[Record list start]
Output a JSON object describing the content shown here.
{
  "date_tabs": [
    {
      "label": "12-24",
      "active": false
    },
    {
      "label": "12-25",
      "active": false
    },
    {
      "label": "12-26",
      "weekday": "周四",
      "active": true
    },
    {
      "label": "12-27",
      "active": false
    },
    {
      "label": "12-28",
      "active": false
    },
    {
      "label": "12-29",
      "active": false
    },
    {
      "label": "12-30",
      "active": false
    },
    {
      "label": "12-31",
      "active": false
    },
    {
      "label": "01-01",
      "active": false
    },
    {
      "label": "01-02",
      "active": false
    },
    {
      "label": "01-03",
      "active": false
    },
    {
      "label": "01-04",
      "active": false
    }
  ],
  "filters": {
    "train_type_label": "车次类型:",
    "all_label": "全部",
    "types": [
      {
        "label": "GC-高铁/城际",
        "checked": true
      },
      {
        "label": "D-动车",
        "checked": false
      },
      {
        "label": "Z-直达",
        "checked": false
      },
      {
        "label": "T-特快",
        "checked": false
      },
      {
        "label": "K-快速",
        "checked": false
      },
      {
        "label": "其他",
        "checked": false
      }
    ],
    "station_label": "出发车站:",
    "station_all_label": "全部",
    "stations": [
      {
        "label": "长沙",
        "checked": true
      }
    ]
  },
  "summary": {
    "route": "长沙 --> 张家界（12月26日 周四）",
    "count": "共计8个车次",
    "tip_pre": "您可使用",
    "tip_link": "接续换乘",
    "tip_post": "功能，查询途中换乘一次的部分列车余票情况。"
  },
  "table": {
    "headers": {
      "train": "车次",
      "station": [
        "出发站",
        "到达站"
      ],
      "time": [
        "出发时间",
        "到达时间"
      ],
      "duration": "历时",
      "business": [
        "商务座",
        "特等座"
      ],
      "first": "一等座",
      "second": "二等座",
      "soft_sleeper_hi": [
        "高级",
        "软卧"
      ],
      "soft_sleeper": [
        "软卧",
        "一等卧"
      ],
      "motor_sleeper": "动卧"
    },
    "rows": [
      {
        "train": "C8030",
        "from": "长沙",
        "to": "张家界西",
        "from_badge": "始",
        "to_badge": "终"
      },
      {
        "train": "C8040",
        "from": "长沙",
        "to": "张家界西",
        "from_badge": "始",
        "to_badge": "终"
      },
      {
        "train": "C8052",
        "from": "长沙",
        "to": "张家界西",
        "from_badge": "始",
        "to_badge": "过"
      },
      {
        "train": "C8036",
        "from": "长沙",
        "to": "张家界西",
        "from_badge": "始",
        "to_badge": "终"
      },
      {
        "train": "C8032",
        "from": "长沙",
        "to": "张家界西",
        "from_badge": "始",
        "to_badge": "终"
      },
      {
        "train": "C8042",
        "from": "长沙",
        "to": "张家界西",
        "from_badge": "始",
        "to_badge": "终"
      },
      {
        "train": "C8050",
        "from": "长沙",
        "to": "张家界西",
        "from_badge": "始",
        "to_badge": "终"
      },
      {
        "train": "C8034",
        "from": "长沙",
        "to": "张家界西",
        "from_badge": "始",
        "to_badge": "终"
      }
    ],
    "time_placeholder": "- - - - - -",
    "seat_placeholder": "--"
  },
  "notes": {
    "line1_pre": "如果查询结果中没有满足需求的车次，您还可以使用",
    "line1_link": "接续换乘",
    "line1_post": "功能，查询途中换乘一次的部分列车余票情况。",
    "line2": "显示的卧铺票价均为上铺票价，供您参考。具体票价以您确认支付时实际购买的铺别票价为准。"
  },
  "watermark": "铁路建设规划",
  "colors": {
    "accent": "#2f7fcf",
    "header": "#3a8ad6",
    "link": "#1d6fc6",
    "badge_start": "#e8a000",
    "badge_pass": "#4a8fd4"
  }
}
[Record list end]
**Given problem:** Repeat the listing exactly, from its first line to its last.

**Written reply:**
Output a JSON object describing the content shown here.
{
  "date_tabs": [
    {
      "label": "12-24",
      "active": false
    },
    {
      "label": "12-25",
      "active": false
    },
    {
      "label": "12-26",
      "weekday": "周四",
      "active": true
    },
    {
      "label": "12-27",
      "active": false
    },
    {
      "label": "12-28",
      "active": false
    },
    {
      "label": "12-29",
      "active": false
    },
    {
      "label": "12-30",
      "active": false
    },
    {
      "label": "12-31",
      "active": false
    },
    {
      "label": "01-01",
      "active": false
    },
    {
      "label": "01-02",
      "active": false
    },
    {
      "label": "01-03",
      "active": false
    },
    {
      "label": "01-04",
      "active": false
    }
  ],
  "filters": {
    "train_type_label": "车次类型:",
    "all_label": "全部",
    "types": [
      {
        "label": "GC-高铁/城际",
        "checked": true
      },
      {
        "label": "D-动车",
        "checked": false
      },
      {
        "label": "Z-直达",
        "checked": false
      },
      {
        "label": "T-特快",
        "checked": false
      },
      {
        "label": "K-快速",
        "checked": false
      },
      {
        "label": "其他",
        "checked": false
      }
    ],
    "station_label": "出发车站:",
    "station_all_label": "全部",
    "stations": [
      {
        "label": "长沙",
        "checked": true
      }
    ]
  },
  "summary": {
    "route": "长沙 --> 张家界（12月26日 周四）",
    "count": "共计8个车次",
    "tip_pre": "您可使用",
    "tip_link": "接续换乘",
    "tip_post": "功能，查询途中换乘一次的部分列车余票情况。"
  },
  "table": {
    "headers": {
      "train": "车次",
      "station": [
        "出发站",
        "到达站"
      ],
      "time": [
        "出发时间",
        "到达时间"
      ],
      "duration": "历时",
      "business": [
        "商务座",
        "特等座"
      ],
      "first": "一等座",
      "second": "二等座",
      "soft_sleeper_hi": [
        "高级",
        "软卧"
      ],
      "soft_sleeper": [
        "软卧",
        "一等卧"
      ],
      "motor_sleeper": "动卧"
    },
    "rows": [
      {
        "train": "C8030",
        "from": "长沙",
        "to": "张家界西",
        "from_badge": "始",
        "to_badge": "终"
      },
      {
        "train": "C8040",
        "from": "长沙",
        "to": "张家界西",
        "from_badge": "始",
        "to_badge": "终"
      },
      {
        "train": "C8052",
        "from": "长沙",
        "to": "张家界西",
        "from_badge": "始",
        "to_badge": "过"
      },
      {
        "train": "C8036",
        "from": "长沙",
        "to": "张家界西",
        "from_badge": "始",
        "to_badge": "终"
      },
      {
        "train": "C8032",
        "from": "长沙",
        "to": "张家界西",
        "from_badge": "始",
        "to_badge": "终"
      },
      {
        "train": "C8042",
        "from": "长沙",
        "to": "张家界西",
        "from_badge": "始",
        "to_badge": "终"
      },
      {
        "train": "C8050",
        "from": "长沙",
        "to": "张家界西",
        "from_badge": "始",
        "to_badge": "终"
      },
      {
        "train": "C8034",
        "from": "长沙",
        "to": "张家界西",
        "from_badge": "始",
        "to_badge": "终"
      }
    ],
    "time_placeholder": "- - - - - -",
    "seat_placeholder": "--"
  },
  "notes": {
    "line1_pre": "如果查询结果中没有满足需求的车次，您还可以使用",
    "line1_link": "接续换乘",
    "line1_post": "功能，查询途中换乘一次的部分列车余票情况。",
    "line2": "显示的卧铺票价均为上铺票价，供您参考。具体票价以您确认支付时实际购买的铺别票价为准。"
  },
  "watermark": "铁路建设规划",
  "colors": {
    "accent": "#2f7fcf",
    "header": "#3a8ad6",
    "link": "#1d6fc6",
    "badge_start": "#e8a000",
    "badge_pass": "#4a8fd4"
  }
}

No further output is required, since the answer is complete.